**DESCRIPTION OF THE TASK**
What number of lines hold the word "الرجل"? State that number and nothing besides.

-- START OF RECORD SET --

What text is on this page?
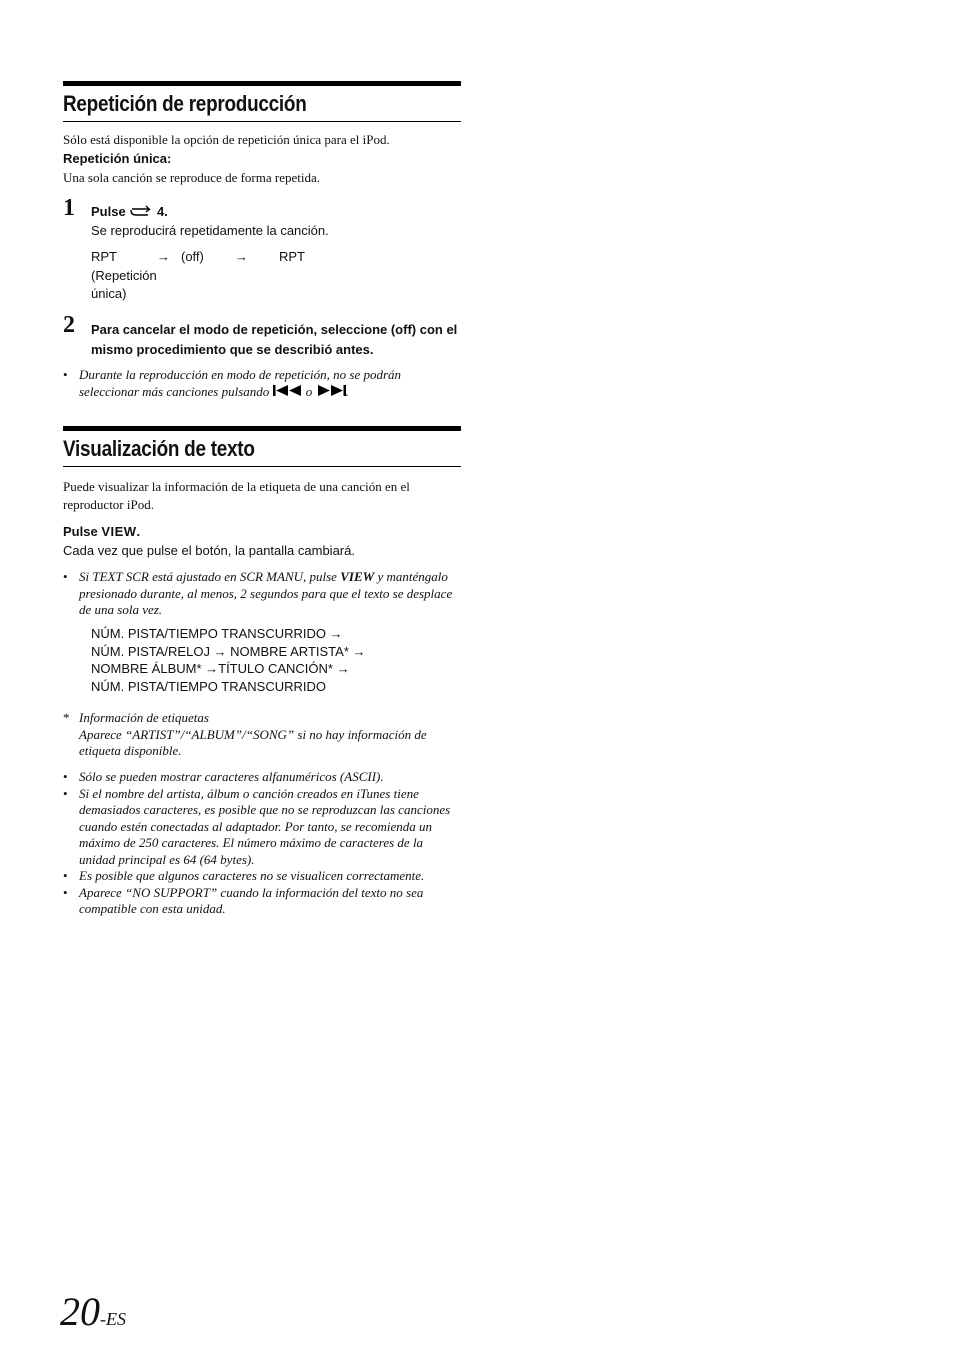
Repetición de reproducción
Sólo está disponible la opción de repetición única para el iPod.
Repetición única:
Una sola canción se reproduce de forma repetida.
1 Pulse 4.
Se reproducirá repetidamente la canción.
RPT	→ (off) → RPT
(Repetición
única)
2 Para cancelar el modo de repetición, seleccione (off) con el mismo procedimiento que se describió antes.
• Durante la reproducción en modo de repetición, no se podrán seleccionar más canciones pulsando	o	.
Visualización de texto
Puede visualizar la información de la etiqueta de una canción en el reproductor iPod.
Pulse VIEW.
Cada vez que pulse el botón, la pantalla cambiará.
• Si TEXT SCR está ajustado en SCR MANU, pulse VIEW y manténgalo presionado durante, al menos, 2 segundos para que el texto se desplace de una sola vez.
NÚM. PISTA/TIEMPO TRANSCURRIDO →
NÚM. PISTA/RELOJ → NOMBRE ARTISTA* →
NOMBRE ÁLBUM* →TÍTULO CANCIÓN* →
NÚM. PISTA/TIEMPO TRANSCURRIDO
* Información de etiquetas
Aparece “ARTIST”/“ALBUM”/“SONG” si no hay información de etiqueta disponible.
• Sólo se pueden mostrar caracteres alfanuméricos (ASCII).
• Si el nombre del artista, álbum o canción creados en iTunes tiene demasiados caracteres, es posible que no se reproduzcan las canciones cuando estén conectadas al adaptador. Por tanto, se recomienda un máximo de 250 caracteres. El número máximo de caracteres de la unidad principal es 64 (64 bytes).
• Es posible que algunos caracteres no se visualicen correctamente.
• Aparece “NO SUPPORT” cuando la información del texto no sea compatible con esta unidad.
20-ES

-- END OF RECORD SET --
-- START OF RECORD SET --

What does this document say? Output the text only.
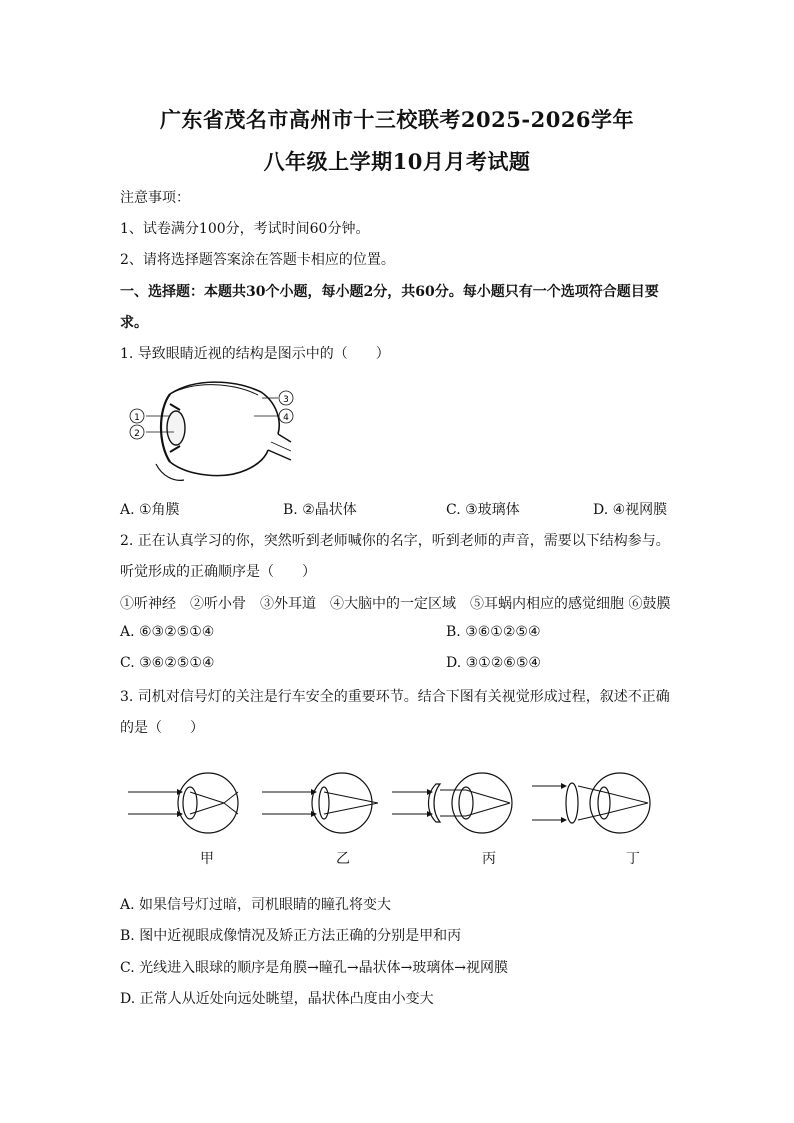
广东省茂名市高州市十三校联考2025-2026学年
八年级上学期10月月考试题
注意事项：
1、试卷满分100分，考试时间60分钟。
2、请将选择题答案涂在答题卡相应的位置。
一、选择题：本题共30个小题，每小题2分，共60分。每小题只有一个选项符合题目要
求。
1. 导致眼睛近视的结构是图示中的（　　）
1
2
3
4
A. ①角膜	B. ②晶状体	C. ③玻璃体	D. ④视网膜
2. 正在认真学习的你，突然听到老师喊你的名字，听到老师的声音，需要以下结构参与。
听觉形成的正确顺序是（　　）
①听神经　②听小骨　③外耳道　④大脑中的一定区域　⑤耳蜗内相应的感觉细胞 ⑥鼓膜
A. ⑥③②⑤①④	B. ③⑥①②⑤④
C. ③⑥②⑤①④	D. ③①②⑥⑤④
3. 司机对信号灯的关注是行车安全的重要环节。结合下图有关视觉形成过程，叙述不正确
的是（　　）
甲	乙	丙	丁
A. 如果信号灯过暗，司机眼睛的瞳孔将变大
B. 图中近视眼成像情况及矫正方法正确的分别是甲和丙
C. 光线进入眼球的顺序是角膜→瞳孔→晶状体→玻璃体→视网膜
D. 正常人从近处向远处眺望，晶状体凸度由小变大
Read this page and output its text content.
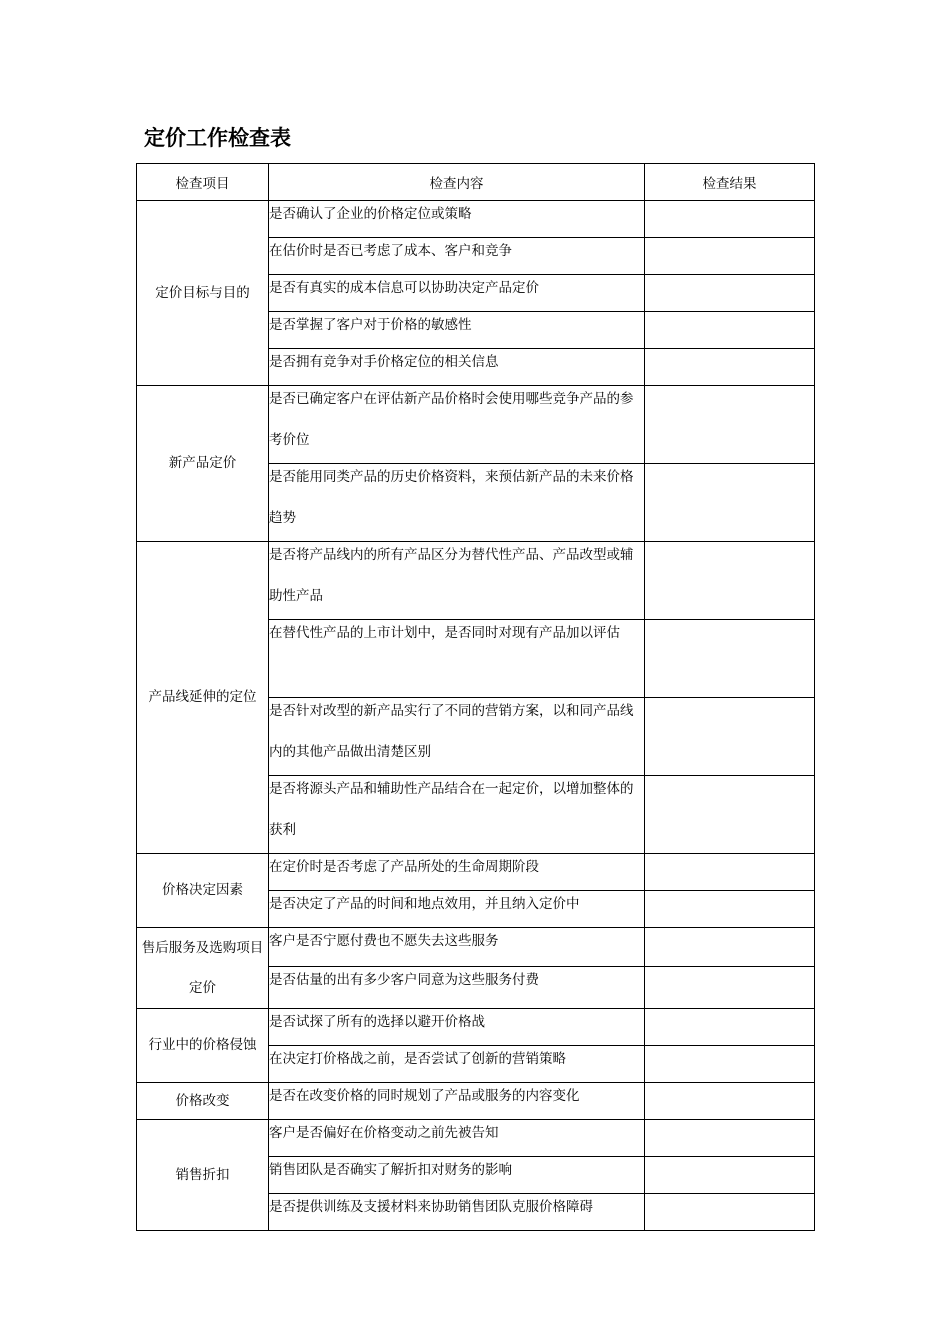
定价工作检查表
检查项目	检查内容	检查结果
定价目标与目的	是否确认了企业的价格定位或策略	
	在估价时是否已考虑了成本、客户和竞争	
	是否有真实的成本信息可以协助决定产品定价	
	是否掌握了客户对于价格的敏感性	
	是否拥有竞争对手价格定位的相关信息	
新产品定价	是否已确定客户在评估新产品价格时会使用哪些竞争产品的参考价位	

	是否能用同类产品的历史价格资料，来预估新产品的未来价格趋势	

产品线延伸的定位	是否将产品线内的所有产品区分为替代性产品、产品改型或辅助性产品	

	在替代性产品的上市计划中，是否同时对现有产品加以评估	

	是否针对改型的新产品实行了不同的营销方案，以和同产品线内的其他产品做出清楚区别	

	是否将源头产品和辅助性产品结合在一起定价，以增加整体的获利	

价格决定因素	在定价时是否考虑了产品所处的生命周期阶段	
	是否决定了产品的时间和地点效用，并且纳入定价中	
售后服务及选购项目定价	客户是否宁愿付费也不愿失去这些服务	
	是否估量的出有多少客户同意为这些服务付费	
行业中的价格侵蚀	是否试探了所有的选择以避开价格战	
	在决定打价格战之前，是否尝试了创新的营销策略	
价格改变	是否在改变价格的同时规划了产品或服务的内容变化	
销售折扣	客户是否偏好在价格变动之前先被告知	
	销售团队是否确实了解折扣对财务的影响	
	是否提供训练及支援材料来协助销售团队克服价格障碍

-- END OF RECORD SET --
-- START OF RECORD SET --

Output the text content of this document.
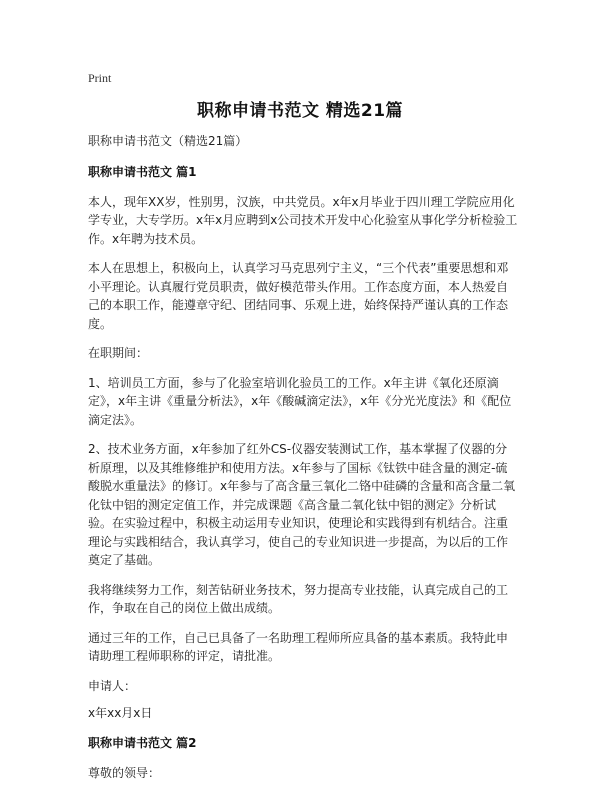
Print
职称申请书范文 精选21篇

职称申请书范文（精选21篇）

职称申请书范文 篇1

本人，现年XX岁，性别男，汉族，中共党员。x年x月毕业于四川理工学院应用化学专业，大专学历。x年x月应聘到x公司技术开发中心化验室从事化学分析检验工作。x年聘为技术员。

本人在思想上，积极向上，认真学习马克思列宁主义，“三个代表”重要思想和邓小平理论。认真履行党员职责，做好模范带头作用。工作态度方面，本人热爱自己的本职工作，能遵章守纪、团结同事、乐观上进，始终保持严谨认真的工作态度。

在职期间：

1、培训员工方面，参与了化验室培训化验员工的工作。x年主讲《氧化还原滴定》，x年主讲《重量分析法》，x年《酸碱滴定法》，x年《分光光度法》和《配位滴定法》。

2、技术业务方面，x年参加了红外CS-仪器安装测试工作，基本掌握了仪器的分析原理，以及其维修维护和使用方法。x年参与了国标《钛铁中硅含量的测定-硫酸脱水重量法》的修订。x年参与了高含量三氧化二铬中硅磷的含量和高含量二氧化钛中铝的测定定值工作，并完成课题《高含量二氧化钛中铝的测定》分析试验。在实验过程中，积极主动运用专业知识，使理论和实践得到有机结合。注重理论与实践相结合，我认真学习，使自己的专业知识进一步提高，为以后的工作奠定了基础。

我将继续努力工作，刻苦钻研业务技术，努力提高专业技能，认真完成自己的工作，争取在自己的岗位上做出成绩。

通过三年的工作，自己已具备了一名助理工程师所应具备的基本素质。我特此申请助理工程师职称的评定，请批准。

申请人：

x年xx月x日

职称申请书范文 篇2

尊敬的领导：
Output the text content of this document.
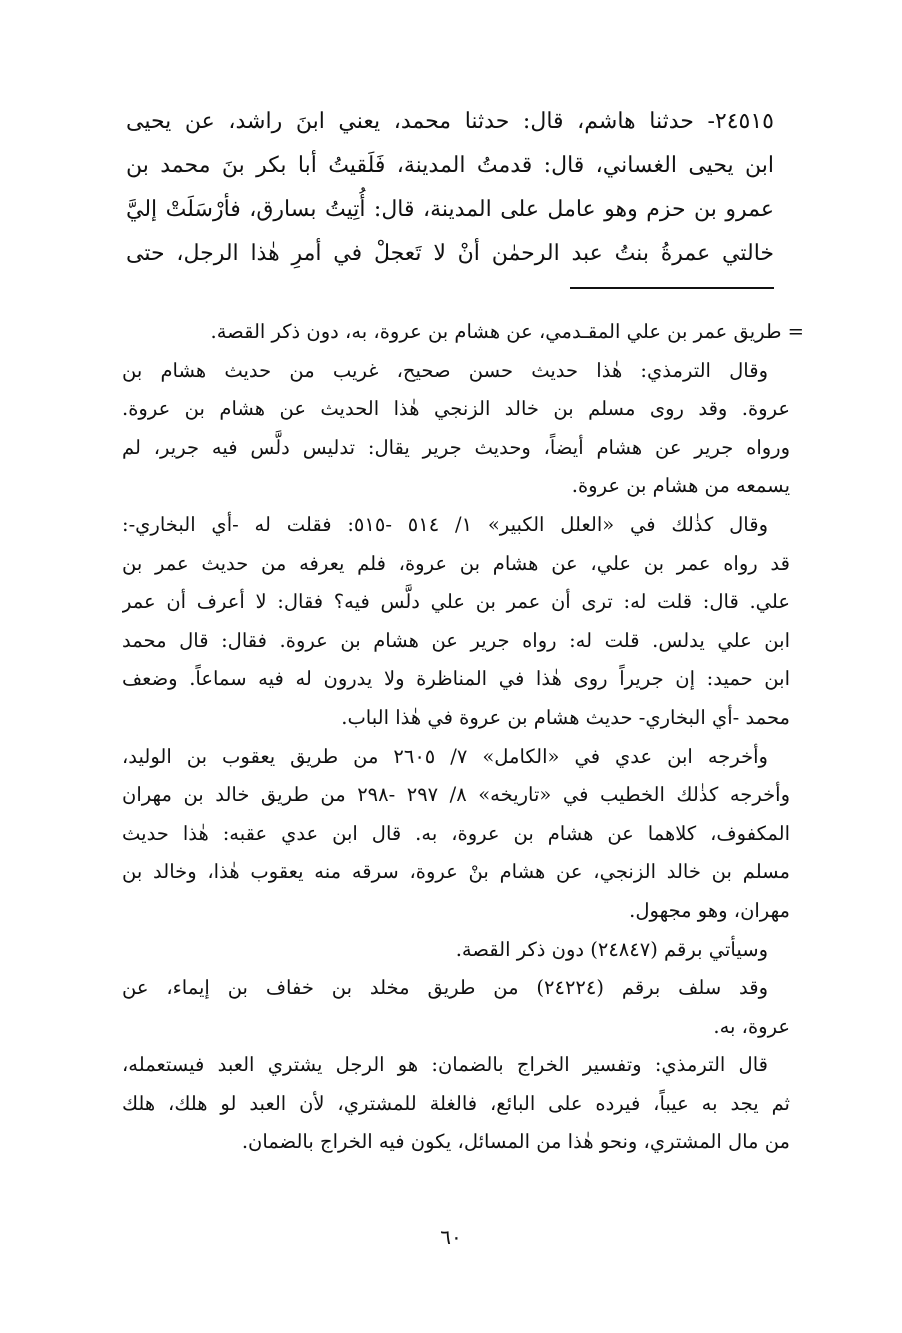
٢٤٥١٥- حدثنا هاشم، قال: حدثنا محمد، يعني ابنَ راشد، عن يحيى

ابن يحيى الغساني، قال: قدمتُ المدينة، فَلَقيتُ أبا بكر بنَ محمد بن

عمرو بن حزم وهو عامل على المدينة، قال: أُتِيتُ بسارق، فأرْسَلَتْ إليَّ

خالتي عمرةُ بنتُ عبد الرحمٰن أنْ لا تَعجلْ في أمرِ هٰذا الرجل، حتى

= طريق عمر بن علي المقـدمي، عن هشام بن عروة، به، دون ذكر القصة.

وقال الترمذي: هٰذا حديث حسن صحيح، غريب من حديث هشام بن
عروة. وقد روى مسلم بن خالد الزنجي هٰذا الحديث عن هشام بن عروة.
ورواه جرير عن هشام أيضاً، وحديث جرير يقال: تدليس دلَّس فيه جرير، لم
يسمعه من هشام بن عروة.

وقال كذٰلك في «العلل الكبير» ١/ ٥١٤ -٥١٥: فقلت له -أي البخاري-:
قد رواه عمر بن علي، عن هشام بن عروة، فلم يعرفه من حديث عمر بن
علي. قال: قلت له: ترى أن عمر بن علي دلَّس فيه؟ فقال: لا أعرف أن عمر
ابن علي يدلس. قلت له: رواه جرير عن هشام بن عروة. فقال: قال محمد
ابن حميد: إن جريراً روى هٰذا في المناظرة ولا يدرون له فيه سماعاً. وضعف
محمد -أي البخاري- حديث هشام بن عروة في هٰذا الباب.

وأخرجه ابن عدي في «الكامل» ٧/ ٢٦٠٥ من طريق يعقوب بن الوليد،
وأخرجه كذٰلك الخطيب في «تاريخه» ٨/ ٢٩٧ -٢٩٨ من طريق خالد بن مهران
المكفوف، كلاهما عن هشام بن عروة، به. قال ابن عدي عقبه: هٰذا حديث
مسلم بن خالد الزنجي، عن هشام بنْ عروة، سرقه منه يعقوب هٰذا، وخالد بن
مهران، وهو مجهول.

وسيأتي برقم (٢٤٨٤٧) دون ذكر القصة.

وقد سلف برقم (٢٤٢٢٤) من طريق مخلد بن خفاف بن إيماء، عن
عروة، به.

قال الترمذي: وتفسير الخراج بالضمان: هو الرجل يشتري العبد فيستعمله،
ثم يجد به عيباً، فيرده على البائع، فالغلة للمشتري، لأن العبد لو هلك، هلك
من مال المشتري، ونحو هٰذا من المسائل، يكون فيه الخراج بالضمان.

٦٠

-- END OF RECORD SET --

**COMPLETE OUTPUT**
2